EXERCISE GOAL:
Quote the stretch of the passage on fishing in the South Atlantic from "The Falklands are" through "traffic, Mario Farinon.".

TEXT SEGMENT:
-=-=-=-=-

He added: “Unfortunately, the Argentine government doesn’t have the naval capacity to continually control this area.”

The Falklands are defended by British warships, planes and submarines, giving the fisheries agency considerable muscle to enforce licences in its waters. But Argentina’s navy has never recovered from the 1982 war for the islands, and its coastguard has just eight ships to cover more than one million square miles of ocean, said its chief of maritime traffic, Mario Farinon.

The problem is so big it can be seen from space: images of the Earth at night, taken by a Nasa satellite last year, show darkness at sea the world over – except for a spot in the South Atlantic. There, 200 miles offshore, the lights of the renegade fleet shine as brilliantly as a city.

The industrial fishing vessels transfer tonnes of squid to huge refrigerator ships and get refuelled and resupplied at sea so that they can fish without pause.

-=-=-=-=-

[Stored records]

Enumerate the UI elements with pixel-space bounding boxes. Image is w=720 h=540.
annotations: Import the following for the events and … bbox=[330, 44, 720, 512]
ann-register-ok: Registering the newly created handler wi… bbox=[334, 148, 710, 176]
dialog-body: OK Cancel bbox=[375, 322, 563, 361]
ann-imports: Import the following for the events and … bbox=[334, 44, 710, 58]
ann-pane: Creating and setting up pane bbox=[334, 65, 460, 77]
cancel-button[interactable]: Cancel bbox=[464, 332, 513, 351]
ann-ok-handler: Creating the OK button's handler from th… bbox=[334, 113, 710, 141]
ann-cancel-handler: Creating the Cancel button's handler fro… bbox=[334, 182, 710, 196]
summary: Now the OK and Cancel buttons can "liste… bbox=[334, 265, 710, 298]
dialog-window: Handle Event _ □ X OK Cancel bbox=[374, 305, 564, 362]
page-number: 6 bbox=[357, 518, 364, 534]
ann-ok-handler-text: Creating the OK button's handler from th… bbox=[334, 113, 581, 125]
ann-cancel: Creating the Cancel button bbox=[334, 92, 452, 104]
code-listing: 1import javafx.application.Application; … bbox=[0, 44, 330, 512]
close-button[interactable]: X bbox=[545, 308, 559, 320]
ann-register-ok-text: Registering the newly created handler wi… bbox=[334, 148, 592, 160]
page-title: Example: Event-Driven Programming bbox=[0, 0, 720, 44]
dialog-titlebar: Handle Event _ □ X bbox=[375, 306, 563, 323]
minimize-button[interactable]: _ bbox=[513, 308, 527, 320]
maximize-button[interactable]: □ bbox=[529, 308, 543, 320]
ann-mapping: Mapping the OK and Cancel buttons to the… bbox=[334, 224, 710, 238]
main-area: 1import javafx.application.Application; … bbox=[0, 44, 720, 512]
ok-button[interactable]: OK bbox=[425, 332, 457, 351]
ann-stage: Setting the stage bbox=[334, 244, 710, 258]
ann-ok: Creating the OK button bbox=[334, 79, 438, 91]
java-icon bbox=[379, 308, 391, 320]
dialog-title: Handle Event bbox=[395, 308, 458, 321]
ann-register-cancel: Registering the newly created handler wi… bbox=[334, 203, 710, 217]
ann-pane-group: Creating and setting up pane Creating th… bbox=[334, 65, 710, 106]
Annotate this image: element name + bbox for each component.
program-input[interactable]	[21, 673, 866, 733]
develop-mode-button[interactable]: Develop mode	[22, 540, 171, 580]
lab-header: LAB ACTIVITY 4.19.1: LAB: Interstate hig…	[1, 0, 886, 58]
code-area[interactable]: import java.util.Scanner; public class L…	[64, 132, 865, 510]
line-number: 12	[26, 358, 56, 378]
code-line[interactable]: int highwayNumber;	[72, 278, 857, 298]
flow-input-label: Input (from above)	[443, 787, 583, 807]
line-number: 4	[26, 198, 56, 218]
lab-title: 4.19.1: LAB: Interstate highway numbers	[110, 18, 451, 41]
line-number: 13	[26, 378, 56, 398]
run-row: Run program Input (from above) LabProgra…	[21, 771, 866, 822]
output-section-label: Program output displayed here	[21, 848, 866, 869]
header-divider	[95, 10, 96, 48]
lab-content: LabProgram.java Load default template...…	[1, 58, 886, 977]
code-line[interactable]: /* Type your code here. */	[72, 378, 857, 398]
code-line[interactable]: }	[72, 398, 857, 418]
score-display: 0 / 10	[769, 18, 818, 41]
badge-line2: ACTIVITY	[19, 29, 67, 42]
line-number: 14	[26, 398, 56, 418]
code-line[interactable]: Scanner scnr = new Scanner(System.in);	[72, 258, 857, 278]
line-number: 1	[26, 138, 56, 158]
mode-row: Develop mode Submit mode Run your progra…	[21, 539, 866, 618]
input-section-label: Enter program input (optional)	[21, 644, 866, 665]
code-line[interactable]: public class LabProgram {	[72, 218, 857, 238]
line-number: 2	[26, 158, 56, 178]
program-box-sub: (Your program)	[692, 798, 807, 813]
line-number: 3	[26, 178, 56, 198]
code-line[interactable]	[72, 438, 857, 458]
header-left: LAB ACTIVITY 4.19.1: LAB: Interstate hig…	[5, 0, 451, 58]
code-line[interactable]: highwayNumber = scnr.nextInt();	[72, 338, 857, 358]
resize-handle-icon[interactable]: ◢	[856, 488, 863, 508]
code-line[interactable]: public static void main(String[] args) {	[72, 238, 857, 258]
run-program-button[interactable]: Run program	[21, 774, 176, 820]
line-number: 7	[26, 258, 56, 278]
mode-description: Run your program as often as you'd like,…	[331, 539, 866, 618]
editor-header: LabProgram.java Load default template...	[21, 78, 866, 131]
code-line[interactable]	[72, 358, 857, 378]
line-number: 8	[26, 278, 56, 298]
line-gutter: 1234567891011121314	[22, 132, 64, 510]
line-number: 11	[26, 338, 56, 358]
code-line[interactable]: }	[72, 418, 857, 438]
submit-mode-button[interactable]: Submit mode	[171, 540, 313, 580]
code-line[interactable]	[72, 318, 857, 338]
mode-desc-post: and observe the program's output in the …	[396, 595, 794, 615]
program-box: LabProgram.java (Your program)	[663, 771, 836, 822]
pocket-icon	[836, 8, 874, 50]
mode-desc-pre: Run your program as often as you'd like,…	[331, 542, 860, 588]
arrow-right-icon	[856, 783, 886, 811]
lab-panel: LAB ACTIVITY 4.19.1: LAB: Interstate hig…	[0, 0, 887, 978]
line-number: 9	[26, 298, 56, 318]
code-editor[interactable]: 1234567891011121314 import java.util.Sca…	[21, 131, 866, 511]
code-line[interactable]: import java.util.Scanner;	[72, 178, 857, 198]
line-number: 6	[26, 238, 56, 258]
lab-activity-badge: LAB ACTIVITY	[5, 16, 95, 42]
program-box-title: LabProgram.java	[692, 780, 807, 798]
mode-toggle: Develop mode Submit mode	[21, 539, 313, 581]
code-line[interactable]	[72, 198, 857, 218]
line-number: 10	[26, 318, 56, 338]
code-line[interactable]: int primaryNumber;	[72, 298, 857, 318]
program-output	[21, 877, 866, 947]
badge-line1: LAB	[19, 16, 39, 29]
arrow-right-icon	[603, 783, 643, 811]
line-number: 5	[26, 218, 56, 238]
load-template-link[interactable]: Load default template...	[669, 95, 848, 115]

-=-=-=-=-

RESULT OF THIS EXERCISE:
The Falklands are defended by British warships, planes and submarines, giving the fisheries agency considerable muscle to enforce licences in its waters. But Argentina’s navy has never recovered from the 1982 war for the islands, and its coastguard has just eight ships to cover more than one million square miles of ocean, said its chief of maritime traffic, Mario Farinon.